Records
━━━
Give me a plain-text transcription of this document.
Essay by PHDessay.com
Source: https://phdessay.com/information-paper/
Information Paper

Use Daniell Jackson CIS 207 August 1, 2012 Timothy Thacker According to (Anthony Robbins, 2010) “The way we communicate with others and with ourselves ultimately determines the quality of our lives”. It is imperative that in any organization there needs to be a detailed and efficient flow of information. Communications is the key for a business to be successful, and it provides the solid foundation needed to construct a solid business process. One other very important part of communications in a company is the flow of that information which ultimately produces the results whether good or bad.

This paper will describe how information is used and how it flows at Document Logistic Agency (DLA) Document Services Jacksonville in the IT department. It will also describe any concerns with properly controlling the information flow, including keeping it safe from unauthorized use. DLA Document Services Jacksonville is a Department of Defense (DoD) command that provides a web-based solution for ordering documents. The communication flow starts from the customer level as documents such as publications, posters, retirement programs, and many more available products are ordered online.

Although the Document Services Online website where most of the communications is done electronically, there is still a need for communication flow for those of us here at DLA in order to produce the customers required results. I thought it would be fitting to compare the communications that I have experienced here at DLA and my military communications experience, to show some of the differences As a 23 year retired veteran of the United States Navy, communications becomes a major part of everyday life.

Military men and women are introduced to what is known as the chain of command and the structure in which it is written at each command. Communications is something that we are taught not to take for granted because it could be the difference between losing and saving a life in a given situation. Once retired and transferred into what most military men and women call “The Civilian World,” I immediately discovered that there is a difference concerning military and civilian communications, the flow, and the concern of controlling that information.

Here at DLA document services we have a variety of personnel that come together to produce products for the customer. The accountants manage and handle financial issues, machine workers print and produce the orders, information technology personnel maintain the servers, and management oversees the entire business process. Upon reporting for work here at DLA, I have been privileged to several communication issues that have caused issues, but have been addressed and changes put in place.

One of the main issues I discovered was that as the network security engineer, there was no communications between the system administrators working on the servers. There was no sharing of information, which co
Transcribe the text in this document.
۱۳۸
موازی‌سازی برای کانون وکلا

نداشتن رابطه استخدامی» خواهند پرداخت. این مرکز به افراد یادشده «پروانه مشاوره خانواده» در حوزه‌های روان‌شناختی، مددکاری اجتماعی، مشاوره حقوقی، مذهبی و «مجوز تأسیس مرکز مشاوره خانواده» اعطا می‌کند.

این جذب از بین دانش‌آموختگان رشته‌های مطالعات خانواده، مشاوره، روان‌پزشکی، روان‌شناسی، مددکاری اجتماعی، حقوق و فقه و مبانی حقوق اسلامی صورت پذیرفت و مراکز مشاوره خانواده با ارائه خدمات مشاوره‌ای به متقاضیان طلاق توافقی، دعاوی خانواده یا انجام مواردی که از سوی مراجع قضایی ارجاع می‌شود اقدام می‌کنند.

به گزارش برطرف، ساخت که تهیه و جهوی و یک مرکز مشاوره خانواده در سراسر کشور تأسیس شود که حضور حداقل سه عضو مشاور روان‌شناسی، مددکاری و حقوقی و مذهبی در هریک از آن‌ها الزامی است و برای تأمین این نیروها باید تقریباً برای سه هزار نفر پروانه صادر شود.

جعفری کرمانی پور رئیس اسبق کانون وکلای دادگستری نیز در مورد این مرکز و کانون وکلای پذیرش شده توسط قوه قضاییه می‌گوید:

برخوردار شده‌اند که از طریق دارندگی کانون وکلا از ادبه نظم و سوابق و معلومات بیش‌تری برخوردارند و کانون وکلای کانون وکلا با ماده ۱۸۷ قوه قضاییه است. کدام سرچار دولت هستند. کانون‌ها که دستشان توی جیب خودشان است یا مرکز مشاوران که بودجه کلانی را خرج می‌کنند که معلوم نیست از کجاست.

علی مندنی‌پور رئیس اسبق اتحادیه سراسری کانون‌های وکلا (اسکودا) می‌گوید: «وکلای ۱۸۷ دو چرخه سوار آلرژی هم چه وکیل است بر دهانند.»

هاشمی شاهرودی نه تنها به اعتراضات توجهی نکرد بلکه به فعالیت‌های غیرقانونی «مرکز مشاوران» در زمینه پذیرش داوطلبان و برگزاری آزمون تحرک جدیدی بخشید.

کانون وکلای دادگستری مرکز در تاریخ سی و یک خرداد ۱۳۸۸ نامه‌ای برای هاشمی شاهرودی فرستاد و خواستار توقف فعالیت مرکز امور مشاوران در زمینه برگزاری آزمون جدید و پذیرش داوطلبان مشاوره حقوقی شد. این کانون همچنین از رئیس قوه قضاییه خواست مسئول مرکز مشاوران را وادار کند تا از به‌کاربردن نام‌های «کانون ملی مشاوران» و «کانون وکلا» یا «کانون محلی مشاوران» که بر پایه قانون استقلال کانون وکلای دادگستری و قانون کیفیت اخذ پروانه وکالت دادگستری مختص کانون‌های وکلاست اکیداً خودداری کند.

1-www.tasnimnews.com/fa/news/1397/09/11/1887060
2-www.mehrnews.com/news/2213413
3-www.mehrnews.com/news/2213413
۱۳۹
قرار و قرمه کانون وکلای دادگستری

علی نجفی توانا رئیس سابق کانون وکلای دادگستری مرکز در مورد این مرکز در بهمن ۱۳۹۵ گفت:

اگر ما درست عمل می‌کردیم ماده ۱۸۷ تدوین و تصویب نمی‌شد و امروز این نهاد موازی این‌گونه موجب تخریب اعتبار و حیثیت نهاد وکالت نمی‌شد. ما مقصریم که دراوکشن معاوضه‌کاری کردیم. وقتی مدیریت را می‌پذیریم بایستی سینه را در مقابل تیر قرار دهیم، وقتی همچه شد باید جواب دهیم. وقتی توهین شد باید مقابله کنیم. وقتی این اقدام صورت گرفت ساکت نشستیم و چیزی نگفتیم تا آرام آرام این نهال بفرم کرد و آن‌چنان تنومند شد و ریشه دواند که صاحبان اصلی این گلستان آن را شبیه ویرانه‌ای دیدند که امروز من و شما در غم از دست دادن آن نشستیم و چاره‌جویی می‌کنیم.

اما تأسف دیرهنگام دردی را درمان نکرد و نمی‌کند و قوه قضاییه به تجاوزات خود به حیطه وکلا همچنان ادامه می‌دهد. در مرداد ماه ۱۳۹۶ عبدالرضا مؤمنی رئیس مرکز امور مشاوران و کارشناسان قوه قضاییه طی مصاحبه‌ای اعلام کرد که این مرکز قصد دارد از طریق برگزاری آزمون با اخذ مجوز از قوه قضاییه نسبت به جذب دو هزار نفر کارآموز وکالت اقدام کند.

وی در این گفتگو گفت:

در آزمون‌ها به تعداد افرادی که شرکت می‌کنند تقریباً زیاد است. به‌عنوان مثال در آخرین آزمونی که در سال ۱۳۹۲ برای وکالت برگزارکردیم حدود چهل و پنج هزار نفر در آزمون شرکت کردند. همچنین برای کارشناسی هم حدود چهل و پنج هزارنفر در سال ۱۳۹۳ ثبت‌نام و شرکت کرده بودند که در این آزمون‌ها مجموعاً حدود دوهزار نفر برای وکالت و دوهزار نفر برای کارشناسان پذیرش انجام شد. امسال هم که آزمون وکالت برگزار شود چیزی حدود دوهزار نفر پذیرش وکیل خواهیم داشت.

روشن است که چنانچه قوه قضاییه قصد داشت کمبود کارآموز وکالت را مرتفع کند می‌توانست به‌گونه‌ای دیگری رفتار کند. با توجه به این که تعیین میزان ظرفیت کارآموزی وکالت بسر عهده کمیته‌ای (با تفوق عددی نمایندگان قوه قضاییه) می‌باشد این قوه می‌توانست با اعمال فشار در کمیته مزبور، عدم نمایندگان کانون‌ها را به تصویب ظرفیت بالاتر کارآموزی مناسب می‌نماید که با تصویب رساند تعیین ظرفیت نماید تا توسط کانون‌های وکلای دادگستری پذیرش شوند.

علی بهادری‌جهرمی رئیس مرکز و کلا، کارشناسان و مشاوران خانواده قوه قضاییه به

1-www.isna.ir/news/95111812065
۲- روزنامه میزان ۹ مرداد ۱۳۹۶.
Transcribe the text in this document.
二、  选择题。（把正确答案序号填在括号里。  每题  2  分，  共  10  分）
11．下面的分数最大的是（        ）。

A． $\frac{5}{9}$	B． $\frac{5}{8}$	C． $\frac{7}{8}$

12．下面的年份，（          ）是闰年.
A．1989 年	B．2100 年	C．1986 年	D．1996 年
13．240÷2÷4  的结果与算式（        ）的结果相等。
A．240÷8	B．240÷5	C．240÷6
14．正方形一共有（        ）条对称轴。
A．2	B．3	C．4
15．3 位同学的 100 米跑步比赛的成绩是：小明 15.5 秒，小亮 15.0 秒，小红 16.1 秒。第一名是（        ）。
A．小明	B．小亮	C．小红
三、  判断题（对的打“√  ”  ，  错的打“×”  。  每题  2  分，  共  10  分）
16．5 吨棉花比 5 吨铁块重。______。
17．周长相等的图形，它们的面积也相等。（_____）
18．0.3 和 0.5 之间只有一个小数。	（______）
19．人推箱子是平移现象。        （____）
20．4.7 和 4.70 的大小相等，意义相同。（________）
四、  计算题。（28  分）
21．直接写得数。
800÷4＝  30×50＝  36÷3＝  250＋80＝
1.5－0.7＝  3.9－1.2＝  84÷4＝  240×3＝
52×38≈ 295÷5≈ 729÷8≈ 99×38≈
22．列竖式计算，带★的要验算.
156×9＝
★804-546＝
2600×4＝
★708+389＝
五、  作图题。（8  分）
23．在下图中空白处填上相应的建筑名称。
━━━
- Stated problem: Go through the material and copy out every line with "news" in it.

- Written solution:
1-www.tasnimnews.com/fa/news/1397/09/11/1887060
2-www.mehrnews.com/news/2213413
3-www.mehrnews.com/news/2213413
1-www.isna.ir/news/95111812065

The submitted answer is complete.